* [Required work] Restate all of the data exactly.

◇ ◇ ◇ ◇ ◇ ◇ ◇

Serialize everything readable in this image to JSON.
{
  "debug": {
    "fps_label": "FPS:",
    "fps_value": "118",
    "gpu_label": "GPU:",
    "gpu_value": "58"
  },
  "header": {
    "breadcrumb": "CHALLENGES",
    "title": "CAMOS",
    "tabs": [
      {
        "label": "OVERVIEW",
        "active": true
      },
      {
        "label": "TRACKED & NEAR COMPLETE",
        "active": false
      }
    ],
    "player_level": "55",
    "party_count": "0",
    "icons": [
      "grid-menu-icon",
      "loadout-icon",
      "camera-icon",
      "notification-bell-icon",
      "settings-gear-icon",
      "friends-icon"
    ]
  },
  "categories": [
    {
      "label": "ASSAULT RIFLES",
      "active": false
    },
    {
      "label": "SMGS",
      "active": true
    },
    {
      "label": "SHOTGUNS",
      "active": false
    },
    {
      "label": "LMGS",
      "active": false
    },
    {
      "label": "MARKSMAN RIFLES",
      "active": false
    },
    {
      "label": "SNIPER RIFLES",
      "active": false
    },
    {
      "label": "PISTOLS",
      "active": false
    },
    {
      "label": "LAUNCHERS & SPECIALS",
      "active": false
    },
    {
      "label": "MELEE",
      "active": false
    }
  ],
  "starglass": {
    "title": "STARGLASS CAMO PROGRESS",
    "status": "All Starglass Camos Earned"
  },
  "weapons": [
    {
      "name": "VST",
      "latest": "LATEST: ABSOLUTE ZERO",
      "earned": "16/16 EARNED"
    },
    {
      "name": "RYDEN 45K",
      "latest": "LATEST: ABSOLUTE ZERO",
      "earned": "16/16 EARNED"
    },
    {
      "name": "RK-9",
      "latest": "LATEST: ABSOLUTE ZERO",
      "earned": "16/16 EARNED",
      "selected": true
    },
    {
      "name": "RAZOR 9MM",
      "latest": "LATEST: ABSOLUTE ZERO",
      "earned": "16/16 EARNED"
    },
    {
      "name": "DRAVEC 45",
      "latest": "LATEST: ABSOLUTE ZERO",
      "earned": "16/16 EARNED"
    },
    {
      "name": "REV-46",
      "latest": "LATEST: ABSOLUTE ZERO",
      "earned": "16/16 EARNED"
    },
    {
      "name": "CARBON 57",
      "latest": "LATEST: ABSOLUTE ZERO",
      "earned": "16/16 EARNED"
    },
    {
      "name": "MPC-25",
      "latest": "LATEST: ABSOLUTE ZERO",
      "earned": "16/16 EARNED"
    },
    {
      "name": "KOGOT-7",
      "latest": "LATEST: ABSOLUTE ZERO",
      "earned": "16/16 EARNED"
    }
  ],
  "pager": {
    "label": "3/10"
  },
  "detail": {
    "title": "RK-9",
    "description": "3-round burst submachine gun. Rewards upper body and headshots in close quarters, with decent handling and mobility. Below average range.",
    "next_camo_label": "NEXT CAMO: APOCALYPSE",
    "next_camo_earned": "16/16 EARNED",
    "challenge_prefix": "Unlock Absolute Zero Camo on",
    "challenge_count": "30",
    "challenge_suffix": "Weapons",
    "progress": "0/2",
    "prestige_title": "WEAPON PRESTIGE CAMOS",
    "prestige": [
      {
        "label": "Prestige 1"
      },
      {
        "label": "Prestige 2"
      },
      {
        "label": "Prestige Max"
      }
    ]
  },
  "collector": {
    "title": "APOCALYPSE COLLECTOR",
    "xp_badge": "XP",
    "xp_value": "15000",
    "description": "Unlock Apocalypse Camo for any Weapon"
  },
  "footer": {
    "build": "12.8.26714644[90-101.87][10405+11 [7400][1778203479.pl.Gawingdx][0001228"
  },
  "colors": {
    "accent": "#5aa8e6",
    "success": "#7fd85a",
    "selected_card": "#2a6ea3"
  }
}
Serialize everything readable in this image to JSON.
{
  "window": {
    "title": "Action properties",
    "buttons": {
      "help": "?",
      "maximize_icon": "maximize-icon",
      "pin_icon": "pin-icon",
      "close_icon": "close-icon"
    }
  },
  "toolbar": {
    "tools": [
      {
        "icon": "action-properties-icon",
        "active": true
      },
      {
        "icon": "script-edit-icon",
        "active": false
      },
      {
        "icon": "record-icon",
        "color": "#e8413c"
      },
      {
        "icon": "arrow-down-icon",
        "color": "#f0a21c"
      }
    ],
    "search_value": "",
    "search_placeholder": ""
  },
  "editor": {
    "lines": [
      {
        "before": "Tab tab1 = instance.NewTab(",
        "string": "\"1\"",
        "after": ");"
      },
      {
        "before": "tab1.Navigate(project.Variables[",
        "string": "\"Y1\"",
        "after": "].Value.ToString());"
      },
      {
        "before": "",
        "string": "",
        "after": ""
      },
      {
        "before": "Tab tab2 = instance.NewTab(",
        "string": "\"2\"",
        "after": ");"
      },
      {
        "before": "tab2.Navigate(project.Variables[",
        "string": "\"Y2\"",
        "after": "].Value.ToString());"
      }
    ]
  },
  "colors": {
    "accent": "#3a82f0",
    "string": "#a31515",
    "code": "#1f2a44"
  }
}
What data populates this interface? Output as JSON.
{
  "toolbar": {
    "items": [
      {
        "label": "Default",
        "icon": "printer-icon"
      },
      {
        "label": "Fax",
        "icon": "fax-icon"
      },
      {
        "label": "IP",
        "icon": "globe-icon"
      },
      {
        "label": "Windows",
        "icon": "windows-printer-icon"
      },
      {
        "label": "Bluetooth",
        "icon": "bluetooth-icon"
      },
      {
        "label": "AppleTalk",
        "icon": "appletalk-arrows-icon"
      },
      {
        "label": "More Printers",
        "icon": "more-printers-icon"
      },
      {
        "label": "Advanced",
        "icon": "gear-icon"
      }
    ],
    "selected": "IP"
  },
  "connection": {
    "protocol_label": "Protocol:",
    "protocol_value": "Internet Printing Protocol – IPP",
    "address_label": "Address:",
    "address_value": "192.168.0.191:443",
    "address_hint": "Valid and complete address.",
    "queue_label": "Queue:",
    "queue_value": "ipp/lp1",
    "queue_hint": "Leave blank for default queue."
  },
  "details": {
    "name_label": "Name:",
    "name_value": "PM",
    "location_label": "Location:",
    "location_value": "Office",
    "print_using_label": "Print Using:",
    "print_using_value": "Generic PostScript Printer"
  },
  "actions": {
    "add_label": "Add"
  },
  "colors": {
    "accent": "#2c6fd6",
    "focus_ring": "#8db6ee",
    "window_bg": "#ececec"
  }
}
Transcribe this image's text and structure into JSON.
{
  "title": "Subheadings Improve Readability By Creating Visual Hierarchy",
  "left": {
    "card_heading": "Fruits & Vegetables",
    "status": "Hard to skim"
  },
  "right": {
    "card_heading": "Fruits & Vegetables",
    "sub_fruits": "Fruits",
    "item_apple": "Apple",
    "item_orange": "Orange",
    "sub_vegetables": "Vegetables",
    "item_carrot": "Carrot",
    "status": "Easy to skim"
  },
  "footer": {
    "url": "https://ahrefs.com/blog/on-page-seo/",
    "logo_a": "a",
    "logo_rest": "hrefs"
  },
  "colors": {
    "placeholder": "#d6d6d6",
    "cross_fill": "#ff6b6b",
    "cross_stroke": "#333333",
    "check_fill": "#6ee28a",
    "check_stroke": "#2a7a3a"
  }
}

◇ ◇ ◇ ◇ ◇ ◇ ◇

* [Response to this task]
Serialize everything readable in this image to JSON.
{
  "debug": {
    "fps_label": "FPS:",
    "fps_value": "118",
    "gpu_label": "GPU:",
    "gpu_value": "58"
  },
  "header": {
    "breadcrumb": "CHALLENGES",
    "title": "CAMOS",
    "tabs": [
      {
        "label": "OVERVIEW",
        "active": true
      },
      {
        "label": "TRACKED & NEAR COMPLETE",
        "active": false
      }
    ],
    "player_level": "55",
    "party_count": "0",
    "icons": [
      "grid-menu-icon",
      "loadout-icon",
      "camera-icon",
      "notification-bell-icon",
      "settings-gear-icon",
      "friends-icon"
    ]
  },
  "categories": [
    {
      "label": "ASSAULT RIFLES",
      "active": false
    },
    {
      "label": "SMGS",
      "active": true
    },
    {
      "label": "SHOTGUNS",
      "active": false
    },
    {
      "label": "LMGS",
      "active": false
    },
    {
      "label": "MARKSMAN RIFLES",
      "active": false
    },
    {
      "label": "SNIPER RIFLES",
      "active": false
    },
    {
      "label": "PISTOLS",
      "active": false
    },
    {
      "label": "LAUNCHERS & SPECIALS",
      "active": false
    },
    {
      "label": "MELEE",
      "active": false
    }
  ],
  "starglass": {
    "title": "STARGLASS CAMO PROGRESS",
    "status": "All Starglass Camos Earned"
  },
  "weapons": [
    {
      "name": "VST",
      "latest": "LATEST: ABSOLUTE ZERO",
      "earned": "16/16 EARNED"
    },
    {
      "name": "RYDEN 45K",
      "latest": "LATEST: ABSOLUTE ZERO",
      "earned": "16/16 EARNED"
    },
    {
      "name": "RK-9",
      "latest": "LATEST: ABSOLUTE ZERO",
      "earned": "16/16 EARNED",
      "selected": true
    },
    {
      "name": "RAZOR 9MM",
      "latest": "LATEST: ABSOLUTE ZERO",
      "earned": "16/16 EARNED"
    },
    {
      "name": "DRAVEC 45",
      "latest": "LATEST: ABSOLUTE ZERO",
      "earned": "16/16 EARNED"
    },
    {
      "name": "REV-46",
      "latest": "LATEST: ABSOLUTE ZERO",
      "earned": "16/16 EARNED"
    },
    {
      "name": "CARBON 57",
      "latest": "LATEST: ABSOLUTE ZERO",
      "earned": "16/16 EARNED"
    },
    {
      "name": "MPC-25",
      "latest": "LATEST: ABSOLUTE ZERO",
      "earned": "16/16 EARNED"
    },
    {
      "name": "KOGOT-7",
      "latest": "LATEST: ABSOLUTE ZERO",
      "earned": "16/16 EARNED"
    }
  ],
  "pager": {
    "label": "3/10"
  },
  "detail": {
    "title": "RK-9",
    "description": "3-round burst submachine gun. Rewards upper body and headshots in close quarters, with decent handling and mobility. Below average range.",
    "next_camo_label": "NEXT CAMO: APOCALYPSE",
    "next_camo_earned": "16/16 EARNED",
    "challenge_prefix": "Unlock Absolute Zero Camo on",
    "challenge_count": "30",
    "challenge_suffix": "Weapons",
    "progress": "0/2",
    "prestige_title": "WEAPON PRESTIGE CAMOS",
    "prestige": [
      {
        "label": "Prestige 1"
      },
      {
        "label": "Prestige 2"
      },
      {
        "label": "Prestige Max"
      }
    ]
  },
  "collector": {
    "title": "APOCALYPSE COLLECTOR",
    "xp_badge": "XP",
    "xp_value": "15000",
    "description": "Unlock Apocalypse Camo for any Weapon"
  },
  "footer": {
    "build": "12.8.26714644[90-101.87][10405+11 [7400][1778203479.pl.Gawingdx][0001228"
  },
  "colors": {
    "accent": "#5aa8e6",
    "success": "#7fd85a",
    "selected_card": "#2a6ea3"
  }
}
Serialize everything readable in this image to JSON.
{
  "window": {
    "title": "Action properties",
    "buttons": {
      "help": "?",
      "maximize_icon": "maximize-icon",
      "pin_icon": "pin-icon",
      "close_icon": "close-icon"
    }
  },
  "toolbar": {
    "tools": [
      {
        "icon": "action-properties-icon",
        "active": true
      },
      {
        "icon": "script-edit-icon",
        "active": false
      },
      {
        "icon": "record-icon",
        "color": "#e8413c"
      },
      {
        "icon": "arrow-down-icon",
        "color": "#f0a21c"
      }
    ],
    "search_value": "",
    "search_placeholder": ""
  },
  "editor": {
    "lines": [
      {
        "before": "Tab tab1 = instance.NewTab(",
        "string": "\"1\"",
        "after": ");"
      },
      {
        "before": "tab1.Navigate(project.Variables[",
        "string": "\"Y1\"",
        "after": "].Value.ToString());"
      },
      {
        "before": "",
        "string": "",
        "after": ""
      },
      {
        "before": "Tab tab2 = instance.NewTab(",
        "string": "\"2\"",
        "after": ");"
      },
      {
        "before": "tab2.Navigate(project.Variables[",
        "string": "\"Y2\"",
        "after": "].Value.ToString());"
      }
    ]
  },
  "colors": {
    "accent": "#3a82f0",
    "string": "#a31515",
    "code": "#1f2a44"
  }
}
What data populates this interface? Output as JSON.
{
  "toolbar": {
    "items": [
      {
        "label": "Default",
        "icon": "printer-icon"
      },
      {
        "label": "Fax",
        "icon": "fax-icon"
      },
      {
        "label": "IP",
        "icon": "globe-icon"
      },
      {
        "label": "Windows",
        "icon": "windows-printer-icon"
      },
      {
        "label": "Bluetooth",
        "icon": "bluetooth-icon"
      },
      {
        "label": "AppleTalk",
        "icon": "appletalk-arrows-icon"
      },
      {
        "label": "More Printers",
        "icon": "more-printers-icon"
      },
      {
        "label": "Advanced",
        "icon": "gear-icon"
      }
    ],
    "selected": "IP"
  },
  "connection": {
    "protocol_label": "Protocol:",
    "protocol_value": "Internet Printing Protocol – IPP",
    "address_label": "Address:",
    "address_value": "192.168.0.191:443",
    "address_hint": "Valid and complete address.",
    "queue_label": "Queue:",
    "queue_value": "ipp/lp1",
    "queue_hint": "Leave blank for default queue."
  },
  "details": {
    "name_label": "Name:",
    "name_value": "PM",
    "location_label": "Location:",
    "location_value": "Office",
    "print_using_label": "Print Using:",
    "print_using_value": "Generic PostScript Printer"
  },
  "actions": {
    "add_label": "Add"
  },
  "colors": {
    "accent": "#2c6fd6",
    "focus_ring": "#8db6ee",
    "window_bg": "#ececec"
  }
}
Transcribe this image's text and structure into JSON.
{
  "title": "Subheadings Improve Readability By Creating Visual Hierarchy",
  "left": {
    "card_heading": "Fruits & Vegetables",
    "status": "Hard to skim"
  },
  "right": {
    "card_heading": "Fruits & Vegetables",
    "sub_fruits": "Fruits",
    "item_apple": "Apple",
    "item_orange": "Orange",
    "sub_vegetables": "Vegetables",
    "item_carrot": "Carrot",
    "status": "Easy to skim"
  },
  "footer": {
    "url": "https://ahrefs.com/blog/on-page-seo/",
    "logo_a": "a",
    "logo_rest": "hrefs"
  },
  "colors": {
    "placeholder": "#d6d6d6",
    "cross_fill": "#ff6b6b",
    "cross_stroke": "#333333",
    "check_fill": "#6ee28a",
    "check_stroke": "#2a7a3a"
  }
}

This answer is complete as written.